- SHORT EXERCISE -
Wherever "title" appears in a line, copy that line.

- EXTRACTED RECORDS -
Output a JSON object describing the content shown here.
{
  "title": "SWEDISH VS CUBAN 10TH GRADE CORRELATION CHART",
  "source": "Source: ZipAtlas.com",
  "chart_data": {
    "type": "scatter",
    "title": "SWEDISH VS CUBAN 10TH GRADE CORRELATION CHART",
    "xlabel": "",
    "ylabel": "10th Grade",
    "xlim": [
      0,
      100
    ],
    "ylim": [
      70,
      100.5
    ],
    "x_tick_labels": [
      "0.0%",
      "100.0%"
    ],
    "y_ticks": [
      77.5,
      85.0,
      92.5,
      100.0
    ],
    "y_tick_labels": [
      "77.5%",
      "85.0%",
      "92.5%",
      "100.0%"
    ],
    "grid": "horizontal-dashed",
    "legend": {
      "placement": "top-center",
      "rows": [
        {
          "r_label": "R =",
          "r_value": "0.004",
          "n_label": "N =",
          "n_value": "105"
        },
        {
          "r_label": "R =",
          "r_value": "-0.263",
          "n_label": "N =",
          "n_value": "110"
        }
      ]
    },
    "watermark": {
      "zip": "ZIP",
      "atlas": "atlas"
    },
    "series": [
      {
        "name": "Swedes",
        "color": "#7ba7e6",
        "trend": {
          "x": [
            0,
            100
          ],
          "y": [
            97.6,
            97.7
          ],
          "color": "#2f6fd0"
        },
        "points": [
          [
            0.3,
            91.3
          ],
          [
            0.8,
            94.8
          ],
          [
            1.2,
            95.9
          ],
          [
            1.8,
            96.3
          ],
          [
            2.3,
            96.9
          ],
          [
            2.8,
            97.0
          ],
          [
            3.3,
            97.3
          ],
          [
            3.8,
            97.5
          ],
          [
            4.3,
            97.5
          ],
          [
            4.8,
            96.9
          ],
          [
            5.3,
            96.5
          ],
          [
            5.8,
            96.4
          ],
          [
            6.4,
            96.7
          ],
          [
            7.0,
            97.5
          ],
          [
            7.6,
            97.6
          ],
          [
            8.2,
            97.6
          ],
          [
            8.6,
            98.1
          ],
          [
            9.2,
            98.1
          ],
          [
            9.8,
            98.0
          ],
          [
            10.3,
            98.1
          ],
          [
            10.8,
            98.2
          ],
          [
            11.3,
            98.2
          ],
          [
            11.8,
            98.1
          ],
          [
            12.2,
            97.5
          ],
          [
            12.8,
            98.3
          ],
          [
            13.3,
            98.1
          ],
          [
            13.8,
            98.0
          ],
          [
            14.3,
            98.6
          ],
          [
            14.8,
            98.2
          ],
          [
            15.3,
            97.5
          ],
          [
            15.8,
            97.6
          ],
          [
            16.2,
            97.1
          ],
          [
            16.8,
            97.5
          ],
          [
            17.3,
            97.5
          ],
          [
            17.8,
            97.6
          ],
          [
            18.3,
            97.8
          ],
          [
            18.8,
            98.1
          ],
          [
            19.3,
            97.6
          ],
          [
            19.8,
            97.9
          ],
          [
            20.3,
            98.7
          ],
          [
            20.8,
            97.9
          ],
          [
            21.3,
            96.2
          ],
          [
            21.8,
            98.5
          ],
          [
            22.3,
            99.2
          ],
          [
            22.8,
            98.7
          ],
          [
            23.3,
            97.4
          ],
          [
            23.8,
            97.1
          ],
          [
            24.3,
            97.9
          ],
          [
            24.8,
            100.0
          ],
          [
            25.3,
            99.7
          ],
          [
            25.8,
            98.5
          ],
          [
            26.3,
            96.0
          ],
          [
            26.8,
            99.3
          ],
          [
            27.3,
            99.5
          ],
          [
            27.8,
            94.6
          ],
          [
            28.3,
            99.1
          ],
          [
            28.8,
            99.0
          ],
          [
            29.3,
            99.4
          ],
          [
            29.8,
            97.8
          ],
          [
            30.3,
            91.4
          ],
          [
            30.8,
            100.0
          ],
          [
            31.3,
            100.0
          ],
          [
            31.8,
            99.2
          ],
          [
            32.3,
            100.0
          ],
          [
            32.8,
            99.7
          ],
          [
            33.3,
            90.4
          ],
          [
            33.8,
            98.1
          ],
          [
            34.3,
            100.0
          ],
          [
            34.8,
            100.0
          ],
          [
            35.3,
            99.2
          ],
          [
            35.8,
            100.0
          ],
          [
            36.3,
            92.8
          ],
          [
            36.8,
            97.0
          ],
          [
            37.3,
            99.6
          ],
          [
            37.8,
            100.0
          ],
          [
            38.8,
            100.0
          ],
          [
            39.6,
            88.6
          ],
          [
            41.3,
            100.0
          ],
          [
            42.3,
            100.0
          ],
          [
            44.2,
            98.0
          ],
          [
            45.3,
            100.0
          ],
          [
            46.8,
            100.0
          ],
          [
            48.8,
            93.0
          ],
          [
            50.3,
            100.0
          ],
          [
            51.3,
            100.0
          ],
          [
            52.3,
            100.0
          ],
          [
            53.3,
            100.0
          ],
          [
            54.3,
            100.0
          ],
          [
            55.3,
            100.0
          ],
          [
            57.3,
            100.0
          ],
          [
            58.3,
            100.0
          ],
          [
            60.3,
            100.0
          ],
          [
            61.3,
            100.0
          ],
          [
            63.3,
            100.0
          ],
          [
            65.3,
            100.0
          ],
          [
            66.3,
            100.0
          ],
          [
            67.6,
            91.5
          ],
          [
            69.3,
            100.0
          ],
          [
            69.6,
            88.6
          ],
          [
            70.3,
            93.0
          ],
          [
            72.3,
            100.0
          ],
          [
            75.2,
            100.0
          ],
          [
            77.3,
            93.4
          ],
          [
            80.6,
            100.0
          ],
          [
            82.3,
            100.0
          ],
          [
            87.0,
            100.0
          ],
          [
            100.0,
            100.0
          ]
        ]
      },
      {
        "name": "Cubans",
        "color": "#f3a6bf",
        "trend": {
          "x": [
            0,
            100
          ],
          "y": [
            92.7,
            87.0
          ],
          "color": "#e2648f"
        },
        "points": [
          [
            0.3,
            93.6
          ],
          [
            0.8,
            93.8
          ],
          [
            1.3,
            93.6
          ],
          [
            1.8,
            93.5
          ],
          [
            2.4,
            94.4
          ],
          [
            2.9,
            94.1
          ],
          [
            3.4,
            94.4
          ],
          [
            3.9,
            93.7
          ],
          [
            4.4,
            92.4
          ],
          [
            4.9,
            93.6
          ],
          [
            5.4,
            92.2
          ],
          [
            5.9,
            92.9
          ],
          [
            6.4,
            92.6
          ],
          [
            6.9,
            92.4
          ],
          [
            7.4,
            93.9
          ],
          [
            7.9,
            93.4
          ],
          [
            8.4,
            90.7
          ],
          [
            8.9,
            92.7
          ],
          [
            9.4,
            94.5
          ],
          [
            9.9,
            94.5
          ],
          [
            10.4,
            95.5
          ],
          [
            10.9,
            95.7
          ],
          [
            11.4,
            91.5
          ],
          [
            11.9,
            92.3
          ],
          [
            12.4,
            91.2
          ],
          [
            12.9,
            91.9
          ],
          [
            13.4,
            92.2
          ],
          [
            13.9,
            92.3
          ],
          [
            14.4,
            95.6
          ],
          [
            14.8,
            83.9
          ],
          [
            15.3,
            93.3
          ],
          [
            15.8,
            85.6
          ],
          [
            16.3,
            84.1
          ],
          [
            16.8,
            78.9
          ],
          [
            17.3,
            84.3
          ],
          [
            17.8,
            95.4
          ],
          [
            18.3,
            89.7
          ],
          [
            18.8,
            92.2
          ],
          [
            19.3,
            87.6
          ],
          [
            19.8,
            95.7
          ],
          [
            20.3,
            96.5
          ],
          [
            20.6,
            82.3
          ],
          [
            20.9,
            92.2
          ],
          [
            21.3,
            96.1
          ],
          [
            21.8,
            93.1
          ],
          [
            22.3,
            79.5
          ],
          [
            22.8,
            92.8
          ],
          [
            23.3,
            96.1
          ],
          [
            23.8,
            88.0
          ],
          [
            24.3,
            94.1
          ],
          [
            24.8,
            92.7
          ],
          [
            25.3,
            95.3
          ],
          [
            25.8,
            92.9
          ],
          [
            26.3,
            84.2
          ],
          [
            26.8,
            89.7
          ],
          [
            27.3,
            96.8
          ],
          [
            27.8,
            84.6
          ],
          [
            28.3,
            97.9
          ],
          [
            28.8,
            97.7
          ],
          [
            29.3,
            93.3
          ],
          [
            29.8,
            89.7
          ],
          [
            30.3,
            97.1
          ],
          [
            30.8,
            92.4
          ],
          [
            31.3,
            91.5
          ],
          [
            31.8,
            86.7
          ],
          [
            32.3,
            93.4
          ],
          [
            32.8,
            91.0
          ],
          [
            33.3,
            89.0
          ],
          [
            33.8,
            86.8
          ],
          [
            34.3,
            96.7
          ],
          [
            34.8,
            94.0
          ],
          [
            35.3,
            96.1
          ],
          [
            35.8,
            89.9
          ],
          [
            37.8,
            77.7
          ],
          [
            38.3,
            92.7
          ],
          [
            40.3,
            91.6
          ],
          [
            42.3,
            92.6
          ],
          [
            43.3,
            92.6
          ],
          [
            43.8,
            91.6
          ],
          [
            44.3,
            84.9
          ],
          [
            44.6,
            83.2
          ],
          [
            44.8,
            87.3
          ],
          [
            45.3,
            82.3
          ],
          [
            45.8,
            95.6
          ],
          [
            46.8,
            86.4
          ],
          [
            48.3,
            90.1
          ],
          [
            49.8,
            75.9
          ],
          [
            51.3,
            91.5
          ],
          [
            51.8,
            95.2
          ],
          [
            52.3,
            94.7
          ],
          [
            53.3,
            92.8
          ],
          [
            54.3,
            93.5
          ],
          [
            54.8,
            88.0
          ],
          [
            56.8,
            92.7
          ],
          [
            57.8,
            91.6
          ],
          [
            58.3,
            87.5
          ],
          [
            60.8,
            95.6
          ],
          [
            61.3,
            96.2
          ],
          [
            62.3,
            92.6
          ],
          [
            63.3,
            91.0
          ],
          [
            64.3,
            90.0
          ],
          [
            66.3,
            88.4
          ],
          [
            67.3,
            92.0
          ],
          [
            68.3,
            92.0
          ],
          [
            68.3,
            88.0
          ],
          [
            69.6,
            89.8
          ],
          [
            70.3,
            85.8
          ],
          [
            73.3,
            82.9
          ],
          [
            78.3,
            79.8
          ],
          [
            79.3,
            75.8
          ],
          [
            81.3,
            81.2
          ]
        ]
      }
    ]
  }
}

- SOLUTION BELOW -
  "title": "SWEDISH VS CUBAN 10TH GRADE CORRELATION CHART",
    "title": "SWEDISH VS CUBAN 10TH GRADE CORRELATION CHART",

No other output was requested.